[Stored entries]

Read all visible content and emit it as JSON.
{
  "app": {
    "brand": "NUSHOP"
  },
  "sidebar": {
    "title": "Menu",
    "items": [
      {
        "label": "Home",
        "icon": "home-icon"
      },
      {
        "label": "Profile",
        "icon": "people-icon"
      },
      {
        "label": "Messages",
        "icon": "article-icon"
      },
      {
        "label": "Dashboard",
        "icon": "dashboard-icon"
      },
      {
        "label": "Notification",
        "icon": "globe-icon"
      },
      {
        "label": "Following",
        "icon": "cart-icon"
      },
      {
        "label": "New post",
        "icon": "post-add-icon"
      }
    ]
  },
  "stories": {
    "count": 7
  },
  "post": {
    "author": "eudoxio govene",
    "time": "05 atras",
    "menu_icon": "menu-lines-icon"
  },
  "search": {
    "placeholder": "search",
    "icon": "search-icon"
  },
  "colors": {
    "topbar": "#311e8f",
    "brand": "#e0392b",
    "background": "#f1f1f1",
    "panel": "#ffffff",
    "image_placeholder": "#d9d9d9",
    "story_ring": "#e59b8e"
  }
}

▶ **Problem details**: Transcribe each entry precisely, missing none.

▶ **Output of the exercise**:
Read all visible content and emit it as JSON.
{
  "app": {
    "brand": "NUSHOP"
  },
  "sidebar": {
    "title": "Menu",
    "items": [
      {
        "label": "Home",
        "icon": "home-icon"
      },
      {
        "label": "Profile",
        "icon": "people-icon"
      },
      {
        "label": "Messages",
        "icon": "article-icon"
      },
      {
        "label": "Dashboard",
        "icon": "dashboard-icon"
      },
      {
        "label": "Notification",
        "icon": "globe-icon"
      },
      {
        "label": "Following",
        "icon": "cart-icon"
      },
      {
        "label": "New post",
        "icon": "post-add-icon"
      }
    ]
  },
  "stories": {
    "count": 7
  },
  "post": {
    "author": "eudoxio govene",
    "time": "05 atras",
    "menu_icon": "menu-lines-icon"
  },
  "search": {
    "placeholder": "search",
    "icon": "search-icon"
  },
  "colors": {
    "topbar": "#311e8f",
    "brand": "#e0392b",
    "background": "#f1f1f1",
    "panel": "#ffffff",
    "image_placeholder": "#d9d9d9",
    "story_ring": "#e59b8e"
  }
}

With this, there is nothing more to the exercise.